(Stored items from a collection)
• • • • • • •
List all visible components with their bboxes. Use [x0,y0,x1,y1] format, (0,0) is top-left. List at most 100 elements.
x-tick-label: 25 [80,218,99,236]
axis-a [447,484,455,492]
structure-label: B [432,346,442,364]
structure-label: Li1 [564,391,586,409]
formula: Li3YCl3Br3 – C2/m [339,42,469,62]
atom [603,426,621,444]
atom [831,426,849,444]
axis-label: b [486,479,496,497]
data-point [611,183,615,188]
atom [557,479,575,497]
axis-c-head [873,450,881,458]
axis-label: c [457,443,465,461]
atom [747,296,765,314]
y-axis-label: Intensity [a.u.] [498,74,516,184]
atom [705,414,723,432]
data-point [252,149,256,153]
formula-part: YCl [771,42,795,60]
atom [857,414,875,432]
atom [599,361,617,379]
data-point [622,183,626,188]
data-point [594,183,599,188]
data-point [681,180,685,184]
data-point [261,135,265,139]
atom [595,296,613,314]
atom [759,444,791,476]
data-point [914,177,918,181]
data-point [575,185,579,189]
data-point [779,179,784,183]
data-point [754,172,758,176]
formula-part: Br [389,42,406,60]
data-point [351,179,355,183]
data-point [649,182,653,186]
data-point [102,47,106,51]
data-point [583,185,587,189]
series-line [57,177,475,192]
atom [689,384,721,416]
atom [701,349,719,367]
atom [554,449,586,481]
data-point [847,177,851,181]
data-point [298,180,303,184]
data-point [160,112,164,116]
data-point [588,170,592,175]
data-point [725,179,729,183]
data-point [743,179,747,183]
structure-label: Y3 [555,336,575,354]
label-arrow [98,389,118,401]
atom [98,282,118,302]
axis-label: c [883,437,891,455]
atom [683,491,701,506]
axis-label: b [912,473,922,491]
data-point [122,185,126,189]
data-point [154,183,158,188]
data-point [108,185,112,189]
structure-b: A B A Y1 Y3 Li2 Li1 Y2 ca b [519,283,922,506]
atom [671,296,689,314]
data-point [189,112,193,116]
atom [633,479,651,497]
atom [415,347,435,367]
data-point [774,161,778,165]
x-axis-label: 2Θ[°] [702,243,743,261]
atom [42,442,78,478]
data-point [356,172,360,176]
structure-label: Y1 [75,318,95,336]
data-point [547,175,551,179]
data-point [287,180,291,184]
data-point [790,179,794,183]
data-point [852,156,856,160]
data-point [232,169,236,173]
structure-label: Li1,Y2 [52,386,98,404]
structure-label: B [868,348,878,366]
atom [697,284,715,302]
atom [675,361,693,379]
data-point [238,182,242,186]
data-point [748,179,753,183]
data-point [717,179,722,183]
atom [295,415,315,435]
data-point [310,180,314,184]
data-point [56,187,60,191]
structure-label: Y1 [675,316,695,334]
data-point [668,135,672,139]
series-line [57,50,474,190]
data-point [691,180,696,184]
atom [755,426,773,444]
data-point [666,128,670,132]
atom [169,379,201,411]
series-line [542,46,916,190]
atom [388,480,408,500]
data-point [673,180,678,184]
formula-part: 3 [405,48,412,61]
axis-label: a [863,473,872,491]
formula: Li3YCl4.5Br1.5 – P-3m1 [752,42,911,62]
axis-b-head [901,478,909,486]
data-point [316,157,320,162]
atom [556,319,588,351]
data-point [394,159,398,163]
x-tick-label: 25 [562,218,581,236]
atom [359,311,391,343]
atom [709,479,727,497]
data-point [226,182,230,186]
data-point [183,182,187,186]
• • • • • • •
§ What you need to do
Copy out the items above line for line, keeping every character unchanged.

§ Solution below
List all visible components with their bboxes. Use [x0,y0,x1,y1] format, (0,0) is top-left. List at most 100 elements.
x-tick-label: 25 [80,218,99,236]
axis-a [447,484,455,492]
structure-label: B [432,346,442,364]
structure-label: Li1 [564,391,586,409]
formula: Li3YCl3Br3 – C2/m [339,42,469,62]
atom [603,426,621,444]
atom [831,426,849,444]
axis-label: b [486,479,496,497]
data-point [611,183,615,188]
atom [557,479,575,497]
axis-c-head [873,450,881,458]
axis-label: c [457,443,465,461]
atom [747,296,765,314]
y-axis-label: Intensity [a.u.] [498,74,516,184]
atom [705,414,723,432]
data-point [252,149,256,153]
formula-part: YCl [771,42,795,60]
atom [857,414,875,432]
atom [599,361,617,379]
data-point [622,183,626,188]
data-point [594,183,599,188]
data-point [681,180,685,184]
data-point [261,135,265,139]
atom [595,296,613,314]
atom [759,444,791,476]
data-point [914,177,918,181]
data-point [575,185,579,189]
data-point [779,179,784,183]
data-point [754,172,758,176]
formula-part: Br [389,42,406,60]
data-point [351,179,355,183]
data-point [649,182,653,186]
data-point [102,47,106,51]
data-point [583,185,587,189]
series-line [57,177,475,192]
atom [689,384,721,416]
atom [701,349,719,367]
atom [554,449,586,481]
data-point [847,177,851,181]
data-point [298,180,303,184]
data-point [160,112,164,116]
data-point [588,170,592,175]
data-point [725,179,729,183]
data-point [743,179,747,183]
structure-label: Y3 [555,336,575,354]
label-arrow [98,389,118,401]
atom [98,282,118,302]
axis-label: c [883,437,891,455]
atom [683,491,701,506]
axis-label: b [912,473,922,491]
data-point [122,185,126,189]
data-point [154,183,158,188]
data-point [108,185,112,189]
structure-b: A B A Y1 Y3 Li2 Li1 Y2 ca b [519,283,922,506]
atom [671,296,689,314]
data-point [189,112,193,116]
atom [633,479,651,497]
atom [415,347,435,367]
data-point [774,161,778,165]
x-axis-label: 2Θ[°] [702,243,743,261]
atom [42,442,78,478]
data-point [356,172,360,176]
structure-label: Y1 [75,318,95,336]
data-point [547,175,551,179]
data-point [287,180,291,184]
data-point [790,179,794,183]
data-point [852,156,856,160]
data-point [232,169,236,173]
structure-label: Li1,Y2 [52,386,98,404]
structure-label: B [868,348,878,366]
atom [697,284,715,302]
atom [675,361,693,379]
data-point [238,182,242,186]
data-point [748,179,753,183]
data-point [717,179,722,183]
atom [295,415,315,435]
data-point [310,180,314,184]
data-point [56,187,60,191]
structure-label: Y1 [675,316,695,334]
data-point [668,135,672,139]
series-line [57,50,474,190]
data-point [691,180,696,184]
atom [755,426,773,444]
data-point [666,128,670,132]
atom [169,379,201,411]
series-line [542,46,916,190]
atom [388,480,408,500]
data-point [673,180,678,184]
formula-part: 3 [405,48,412,61]
axis-label: a [863,473,872,491]
formula: Li3YCl4.5Br1.5 – P-3m1 [752,42,911,62]
axis-b-head [901,478,909,486]
data-point [316,157,320,162]
atom [556,319,588,351]
data-point [394,159,398,163]
x-tick-label: 25 [562,218,581,236]
atom [359,311,391,343]
atom [709,479,727,497]
data-point [226,182,230,186]
data-point [183,182,187,186]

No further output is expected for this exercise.